**Task prompt**
According to the Condor mailing list message below, how long does Condor wait before automatically restarting the process that died?

**Selected extract**

* * * *

[Date Prev][Date Next][Thread Prev][Thread Next][Date Index][Thread Index]

Re: [Condor-users] condor view reporting strange errors



On Tue, Aug 01, 2006 at 04:21:41PM +0100, Dr Ian C. Smith wrote:
> Hi,
> 
> I've recently been getting error reports from our condor view
> server of the form
> 
> "/opt/condor/sbin/condor_collector" on "ulgp1.liv.ac.uk" died due to signal 
> 11.
> Condor will automatically restart this process in 10 seconds.
> 
> *** Last 20 line(s) of file CollectorLog:
> 8/1 15:58:53 		Error while removing ad
> 8/1 15:58:53 		**** Removing stale ad: "< ulgbc1.liv.ac.uk , 38.253.100.129 
> >"
> 8/1 15:58:53 		Error while removing ad
> 8/1 15:58:53 		**** Removing stale ad: "< ulgbc2.liv.ac.uk , 38.253.100.82 
> >"

* * * *

**Dataset records**

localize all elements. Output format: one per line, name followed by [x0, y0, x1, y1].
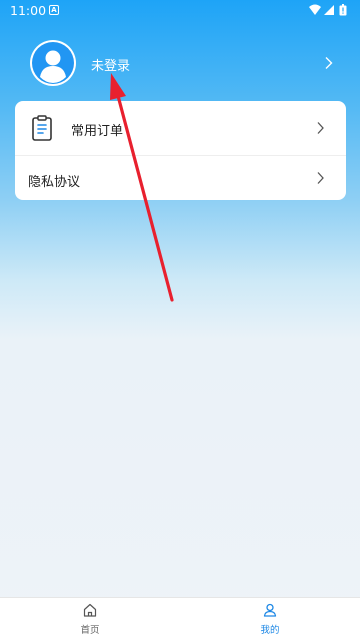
- nav-item-mine[interactable]: 我的: [240, 598, 300, 639]
- annotation-arrow: [110, 73, 174, 302]
- menu-item-privacy-policy[interactable]: 隐私协议: [15, 154, 346, 200]
- menu-card: 常用订单 隐私协议: [15, 101, 346, 200]
- user-avatar-icon: [32, 42, 74, 84]
- nav-label-mine: 我的: [260, 625, 280, 636]
- signal-icon: [324, 5, 334, 15]
- avatar[interactable]: [30, 40, 76, 86]
- person-icon: [263, 603, 277, 617]
- status-icons: [309, 4, 347, 16]
- status-bar: 11:00 A: [0, 0, 360, 22]
- battery-icon: [339, 4, 347, 16]
- profile-header[interactable]: 未登录: [0, 38, 360, 92]
- chevron-right-icon: [317, 122, 324, 134]
- menu-item-common-orders[interactable]: 常用订单: [15, 104, 346, 153]
- nav-label-home: 首页: [80, 625, 100, 636]
- home-icon: [83, 603, 97, 617]
- chevron-right-icon: [317, 172, 324, 184]
- clipboard-icon: [32, 115, 52, 141]
- app-screen: 11:00 A 未登录 常用订单 隐私协议 首页 我的: [0, 0, 360, 639]
- chevron-right-icon[interactable]: [324, 56, 334, 70]
- wifi-icon: [309, 4, 321, 15]
- login-status-label[interactable]: 未登录: [91, 55, 130, 74]
- bottom-nav: 首页 我的: [0, 597, 360, 639]
- status-time: 11:00: [10, 3, 47, 18]
- nav-item-home[interactable]: 首页: [60, 598, 120, 639]
- notification-icon: A: [49, 5, 59, 15]
- menu-item-label: 常用订单: [71, 124, 124, 139]
- menu-item-label: 隐私协议: [28, 175, 81, 190]
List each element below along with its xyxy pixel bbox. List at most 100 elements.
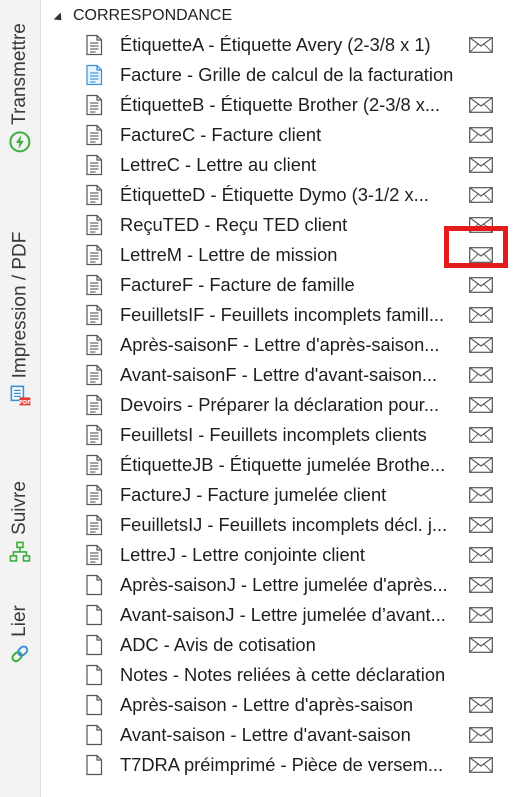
- svg-text:PDF: PDF: [19, 400, 31, 406]
- document-icon: [83, 274, 105, 296]
- list-item-label: FactureJ - Facture jumelée client: [120, 484, 387, 505]
- envelope-icon[interactable]: [469, 217, 493, 233]
- collapse-caret-icon[interactable]: [53, 12, 65, 24]
- tab-impression-pdf-label: Impression / PDF: [9, 231, 31, 379]
- list-item[interactable]: ReçuTED - Reçu TED client: [41, 210, 517, 240]
- document-icon: [83, 724, 105, 746]
- document-icon: [83, 94, 105, 116]
- list-item[interactable]: Avant-saisonF - Lettre d'avant-saison...: [41, 360, 517, 390]
- tab-transmettre-label: Transmettre: [9, 22, 30, 125]
- envelope-icon[interactable]: [469, 127, 493, 143]
- list-item[interactable]: LettreM - Lettre de mission: [41, 240, 517, 270]
- list-item[interactable]: Après-saisonF - Lettre d'après-saison...: [41, 330, 517, 360]
- list-item[interactable]: FeuilletsIJ - Feuillets incomplets décl.…: [41, 510, 517, 540]
- document-icon: [83, 154, 105, 176]
- list-item-label: ÉtiquetteJB - Étiquette jumelée Brothe..…: [120, 454, 446, 475]
- list-item[interactable]: ÉtiquetteJB - Étiquette jumelée Brothe..…: [41, 450, 517, 480]
- tab-suivre[interactable]: Suivre: [0, 462, 40, 582]
- envelope-icon[interactable]: [469, 727, 493, 743]
- list-item-label: FeuilletsI - Feuillets incomplets client…: [120, 424, 427, 445]
- document-icon: [83, 544, 105, 566]
- list-item[interactable]: FactureF - Facture de famille: [41, 270, 517, 300]
- list-item[interactable]: Facture - Grille de calcul de la factura…: [41, 60, 517, 90]
- envelope-icon[interactable]: [469, 337, 493, 353]
- envelope-icon[interactable]: [469, 637, 493, 653]
- document-icon: [83, 754, 105, 776]
- link-icon: [9, 643, 31, 665]
- list-item-label: Avant-saison - Lettre d'avant-saison: [120, 724, 411, 745]
- envelope-icon[interactable]: [469, 697, 493, 713]
- list-item-label: Après-saisonF - Lettre d'après-saison...: [120, 334, 440, 355]
- document-icon: [83, 244, 105, 266]
- document-icon: [83, 514, 105, 536]
- list-item[interactable]: FactureC - Facture client: [41, 120, 517, 150]
- list-item[interactable]: Après-saisonJ - Lettre jumelée d'après..…: [41, 570, 517, 600]
- list-item-label: Facture - Grille de calcul de la factura…: [120, 64, 454, 85]
- envelope-icon[interactable]: [469, 427, 493, 443]
- list-item[interactable]: FactureJ - Facture jumelée client: [41, 480, 517, 510]
- list-item-label: Devoirs - Préparer la déclaration pour..…: [120, 394, 440, 415]
- list-item[interactable]: Après-saison - Lettre d'après-saison: [41, 690, 517, 720]
- list-item-label: ReçuTED - Reçu TED client: [120, 214, 348, 235]
- envelope-icon[interactable]: [469, 487, 493, 503]
- envelope-icon[interactable]: [469, 607, 493, 623]
- envelope-icon[interactable]: [469, 307, 493, 323]
- envelope-icon[interactable]: [469, 37, 493, 53]
- list-item[interactable]: Avant-saison - Lettre d'avant-saison: [41, 720, 517, 750]
- list-item-label: ADC - Avis de cotisation: [120, 634, 316, 655]
- envelope-icon[interactable]: [469, 187, 493, 203]
- list-item[interactable]: LettreC - Lettre au client: [41, 150, 517, 180]
- envelope-icon[interactable]: [469, 397, 493, 413]
- envelope-icon[interactable]: [469, 157, 493, 173]
- envelope-icon[interactable]: [469, 367, 493, 383]
- list-item-label: ÉtiquetteD - Étiquette Dymo (3-1/2 x...: [120, 184, 429, 205]
- section-header-correspondance[interactable]: CORRESPONDANCE: [53, 5, 233, 27]
- list-item[interactable]: FeuilletsIF - Feuillets incomplets famil…: [41, 300, 517, 330]
- list-item[interactable]: T7DRA préimprimé - Pièce de versem...: [41, 750, 517, 780]
- document-icon: [83, 484, 105, 506]
- document-icon: [83, 304, 105, 326]
- tab-lier[interactable]: Lier: [0, 590, 40, 680]
- envelope-icon[interactable]: [469, 577, 493, 593]
- section-title: CORRESPONDANCE: [73, 7, 233, 24]
- document-icon: [83, 334, 105, 356]
- envelope-icon[interactable]: [469, 547, 493, 563]
- envelope-icon[interactable]: [469, 277, 493, 293]
- list-item-label: Notes - Notes reliées à cette déclaratio…: [120, 664, 446, 685]
- document-icon: [83, 214, 105, 236]
- envelope-icon[interactable]: [469, 457, 493, 473]
- document-icon: [83, 574, 105, 596]
- list-item[interactable]: ÉtiquetteD - Étiquette Dymo (3-1/2 x...: [41, 180, 517, 210]
- document-icon: [83, 604, 105, 626]
- list-item[interactable]: FeuilletsI - Feuillets incomplets client…: [41, 420, 517, 450]
- list-item[interactable]: ADC - Avis de cotisation: [41, 630, 517, 660]
- list-item-label: LettreJ - Lettre conjointe client: [120, 544, 365, 565]
- document-icon: [83, 394, 105, 416]
- envelope-icon[interactable]: [469, 517, 493, 533]
- list-item-label: T7DRA préimprimé - Pièce de versem...: [120, 754, 444, 775]
- org-chart-icon: [9, 541, 31, 563]
- document-icon: [83, 694, 105, 716]
- list-item[interactable]: Notes - Notes reliées à cette déclaratio…: [41, 660, 517, 690]
- document-icon: [83, 124, 105, 146]
- list-item-label: Avant-saisonF - Lettre d'avant-saison...: [120, 364, 438, 385]
- document-icon: [83, 634, 105, 656]
- document-icon: [83, 184, 105, 206]
- tab-impression-pdf[interactable]: PDF Impression / PDF: [0, 190, 40, 450]
- tab-transmettre[interactable]: Transmettre: [0, 0, 40, 175]
- tab-suivre-label: Suivre: [9, 481, 31, 535]
- list-item[interactable]: Avant-saisonJ - Lettre jumelée d’avant..…: [41, 600, 517, 630]
- envelope-icon[interactable]: [469, 757, 493, 773]
- document-icon: [83, 454, 105, 476]
- list-item[interactable]: ÉtiquetteA - Étiquette Avery (2-3/8 x 1): [41, 30, 517, 60]
- tab-lier-label: Lier: [9, 605, 30, 637]
- list-item-label: ÉtiquetteA - Étiquette Avery (2-3/8 x 1): [120, 34, 431, 55]
- list-item-label: LettreM - Lettre de mission: [120, 244, 338, 265]
- envelope-icon[interactable]: [469, 247, 493, 263]
- list-item-label: Après-saison - Lettre d'après-saison: [120, 694, 414, 715]
- list-item[interactable]: ÉtiquetteB - Étiquette Brother (2-3/8 x.…: [41, 90, 517, 120]
- envelope-icon[interactable]: [469, 97, 493, 113]
- list-item[interactable]: Devoirs - Préparer la déclaration pour..…: [41, 390, 517, 420]
- list-item[interactable]: LettreJ - Lettre conjointe client: [41, 540, 517, 570]
- list-item-label: FeuilletsIF - Feuillets incomplets famil…: [120, 304, 445, 325]
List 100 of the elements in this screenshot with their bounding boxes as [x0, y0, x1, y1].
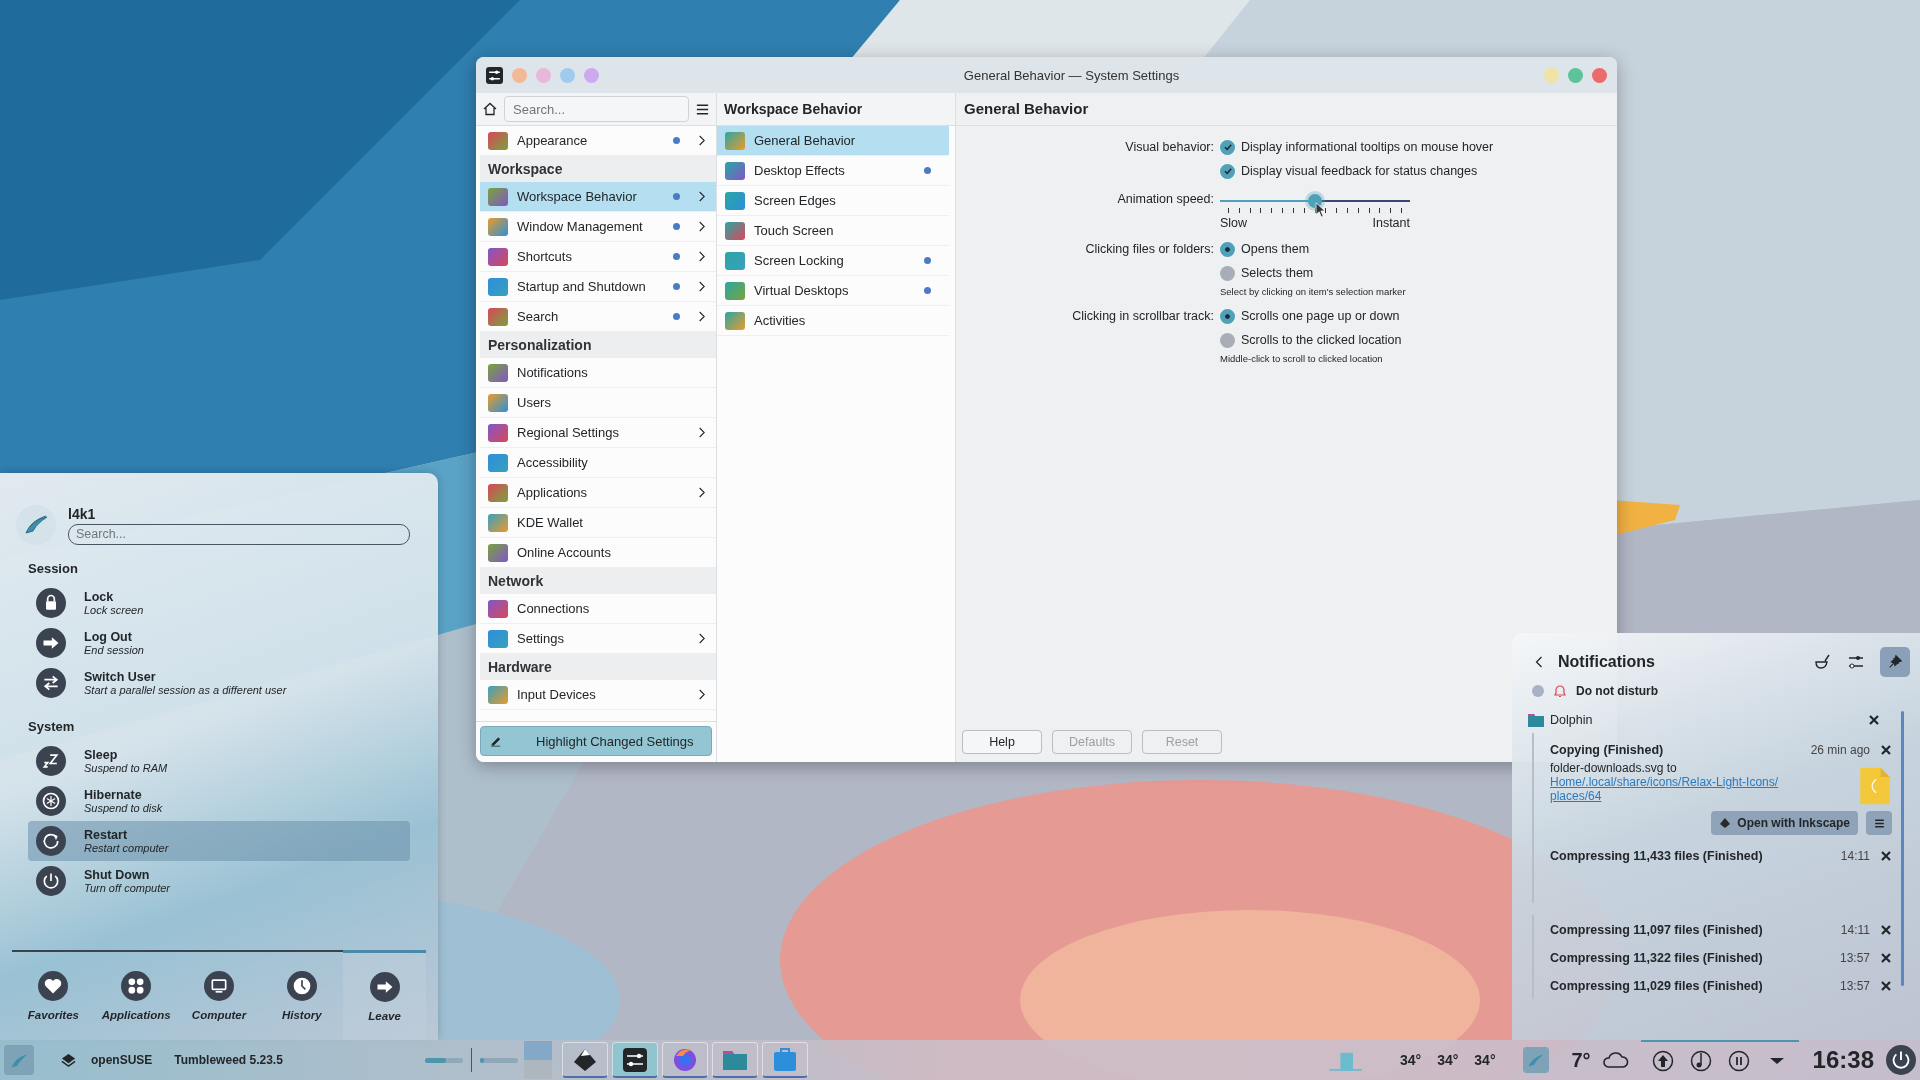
- subcategory-item[interactable]: Screen Locking: [717, 246, 949, 276]
- power-option[interactable]: Shut Down Turn off computer: [28, 861, 410, 901]
- checkbox[interactable]: Display visual feedback for status changes: [1220, 162, 1478, 180]
- swap-arrows-icon: [36, 668, 66, 698]
- menu-icon: [1872, 816, 1886, 830]
- scrollbar[interactable]: [1901, 711, 1904, 986]
- launcher-tab[interactable]: Leave: [343, 950, 426, 1040]
- subcategory-item[interactable]: Screen Edges: [717, 186, 949, 216]
- module-icon: [725, 191, 745, 210]
- launcher-tab[interactable]: Favorites: [12, 952, 95, 1040]
- distro-name: openSUSE: [91, 1053, 153, 1067]
- lock-icon: [36, 588, 66, 618]
- back-icon[interactable]: [1534, 654, 1544, 670]
- radio-button[interactable]: Opens them: [1220, 240, 1310, 258]
- inkscape-icon: [1719, 817, 1732, 829]
- notification-title: Copying (Finished): [1550, 743, 1665, 757]
- subcategory-item[interactable]: Desktop Effects: [717, 156, 949, 186]
- module-icon: [725, 251, 745, 270]
- avatar-icon[interactable]: [16, 505, 56, 545]
- dialog-button[interactable]: Help: [962, 730, 1042, 754]
- checkbox[interactable]: Display informational tooltips on mouse hover: [1220, 138, 1494, 156]
- sidebar-item[interactable]: Regional Settings: [480, 418, 716, 448]
- close-icon[interactable]: [1880, 924, 1892, 936]
- music-note-icon[interactable]: [1688, 1049, 1713, 1073]
- sidebar-item[interactable]: Shortcuts: [480, 242, 716, 272]
- action-button[interactable]: Open with Inkscape: [1711, 811, 1858, 835]
- sidebar-item[interactable]: Applications: [480, 478, 716, 508]
- sidebar-item[interactable]: Window Management: [480, 212, 716, 242]
- subcategory-item[interactable]: General Behavior: [717, 126, 949, 156]
- sidebar-item[interactable]: Workspace Behavior: [480, 182, 716, 212]
- power-option[interactable]: Restart Restart computer: [28, 821, 410, 861]
- power-option[interactable]: Log Out End session: [28, 623, 410, 663]
- launcher-tab[interactable]: History: [260, 952, 344, 1040]
- monitor-icon: [204, 971, 234, 1001]
- update-icon[interactable]: [1650, 1049, 1675, 1073]
- hint-text: Select by clicking on item's selection marker: [1220, 286, 1406, 297]
- module-icon: [488, 629, 508, 648]
- subcategory-item[interactable]: Virtual Desktops: [717, 276, 949, 306]
- mouse-cursor-icon: [1315, 202, 1326, 218]
- power-option[interactable]: Switch User Start a parallel session as a different user: [28, 663, 410, 703]
- field-label: Animation speed:: [1116, 191, 1214, 208]
- app-name: Dolphin: [1550, 713, 1594, 727]
- launcher-tab[interactable]: Computer: [177, 952, 261, 1040]
- folder-icon: [1528, 713, 1544, 727]
- sidebar-item[interactable]: Accessibility: [480, 448, 716, 478]
- power-button[interactable]: [1886, 1045, 1916, 1075]
- home-icon[interactable]: [482, 101, 498, 117]
- search-field[interactable]: Search...: [68, 523, 410, 545]
- module-icon: [488, 543, 508, 562]
- radio-button[interactable]: Selects them: [1220, 264, 1314, 282]
- module-icon: [488, 187, 508, 206]
- pin-button[interactable]: [1880, 647, 1910, 677]
- pause-icon[interactable]: [1726, 1049, 1751, 1073]
- sidebar-item[interactable]: Connections: [480, 594, 716, 624]
- module-icon: [488, 217, 508, 236]
- launcher-tab[interactable]: Applications: [94, 952, 178, 1040]
- field-label: Visual behavior:: [1124, 139, 1214, 156]
- module-icon: [488, 131, 508, 150]
- animation-speed-slider[interactable]: Slow Instant: [1220, 190, 1410, 230]
- sidebar-item[interactable]: KDE Wallet: [480, 508, 716, 538]
- field-label: Clicking in scrollbar track:: [1071, 308, 1214, 325]
- subcategory-item[interactable]: Touch Screen: [717, 216, 949, 246]
- sidebar-item[interactable]: Input Devices: [480, 680, 716, 710]
- pen-icon: [489, 734, 502, 748]
- highlight-changed-button[interactable]: Highlight Changed Settings: [480, 726, 712, 756]
- do-not-disturb-toggle[interactable]: Do not disturb: [1512, 683, 1658, 699]
- sidebar-item[interactable]: Users: [480, 388, 716, 418]
- task-button[interactable]: [611, 1042, 658, 1078]
- sidebar-item[interactable]: Notifications: [480, 358, 716, 388]
- power-option[interactable]: Sleep Suspend to RAM: [28, 741, 410, 781]
- snowflake-icon: [36, 786, 66, 816]
- subcategory-item[interactable]: Activities: [717, 306, 949, 336]
- broom-icon[interactable]: [1812, 652, 1832, 672]
- weather-temperature[interactable]: 7°: [1571, 1048, 1591, 1072]
- toggle-switch[interactable]: [1532, 685, 1544, 697]
- category-heading: Hardware: [480, 654, 716, 680]
- close-icon[interactable]: [1880, 980, 1892, 992]
- power-option[interactable]: Lock Lock screen: [28, 583, 410, 623]
- clock[interactable]: 16:38: [1812, 1046, 1874, 1074]
- temperature-text: 34°: [1437, 1052, 1459, 1068]
- task-button[interactable]: [561, 1042, 608, 1078]
- close-icon[interactable]: [1880, 850, 1892, 862]
- notification-text: folder-downloads.svg to: [1550, 761, 1677, 775]
- notification-title: Compressing 11,097 files (Finished): [1550, 923, 1764, 937]
- close-icon[interactable]: [1880, 952, 1892, 964]
- sidebar-item[interactable]: Startup and Shutdown: [480, 272, 716, 302]
- power-option[interactable]: Hibernate Suspend to disk: [28, 781, 410, 821]
- menu-button[interactable]: [1866, 811, 1892, 835]
- field-label: Clicking files or folders:: [1084, 241, 1214, 258]
- bell-icon: [1552, 683, 1568, 699]
- cloud-icon[interactable]: [1600, 1050, 1629, 1070]
- radio-button[interactable]: Scrolls to the clicked location: [1220, 331, 1402, 349]
- close-icon[interactable]: [1868, 714, 1880, 726]
- sliders-icon[interactable]: [486, 66, 503, 84]
- page-title: General Behavior: [956, 93, 1617, 126]
- window-title: General Behavior — System Settings: [962, 67, 1181, 83]
- close-icon[interactable]: [1880, 744, 1892, 756]
- module-icon: [725, 131, 745, 150]
- hint-text: Middle-click to scroll to clicked location: [1220, 353, 1383, 364]
- radio-button[interactable]: Scrolls one page up or down: [1220, 307, 1400, 325]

* * * *

**Response below**
10 seconds